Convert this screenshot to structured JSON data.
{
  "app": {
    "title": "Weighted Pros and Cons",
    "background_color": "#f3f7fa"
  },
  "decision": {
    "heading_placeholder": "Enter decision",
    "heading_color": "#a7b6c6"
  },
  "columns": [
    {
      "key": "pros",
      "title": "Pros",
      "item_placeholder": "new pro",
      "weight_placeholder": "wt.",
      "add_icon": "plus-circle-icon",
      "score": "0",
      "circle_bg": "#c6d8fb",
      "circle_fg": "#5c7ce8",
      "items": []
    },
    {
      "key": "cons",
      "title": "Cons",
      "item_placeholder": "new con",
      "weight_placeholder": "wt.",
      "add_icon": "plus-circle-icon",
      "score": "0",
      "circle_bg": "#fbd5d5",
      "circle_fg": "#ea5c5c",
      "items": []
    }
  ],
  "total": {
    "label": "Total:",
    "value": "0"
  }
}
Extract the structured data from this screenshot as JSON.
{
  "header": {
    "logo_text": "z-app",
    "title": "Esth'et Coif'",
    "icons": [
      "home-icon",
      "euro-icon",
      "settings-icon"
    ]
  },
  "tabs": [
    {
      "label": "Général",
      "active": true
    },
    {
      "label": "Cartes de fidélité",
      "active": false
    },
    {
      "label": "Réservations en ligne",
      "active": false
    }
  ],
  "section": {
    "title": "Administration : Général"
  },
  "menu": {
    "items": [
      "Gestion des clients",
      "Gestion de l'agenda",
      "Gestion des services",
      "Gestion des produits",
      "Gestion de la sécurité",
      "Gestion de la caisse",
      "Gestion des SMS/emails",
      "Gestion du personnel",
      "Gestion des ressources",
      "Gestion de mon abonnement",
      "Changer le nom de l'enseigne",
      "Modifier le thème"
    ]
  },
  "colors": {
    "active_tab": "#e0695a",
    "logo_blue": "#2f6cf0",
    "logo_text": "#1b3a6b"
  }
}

————

Objective: Search the entries for the word "title", then gather every line that has it.

Complete answer:
    "title": "Weighted Pros and Cons",
      "title": "Pros",
      "title": "Cons",
    "title": "Esth'et Coif'",
    "title": "Administration : Général"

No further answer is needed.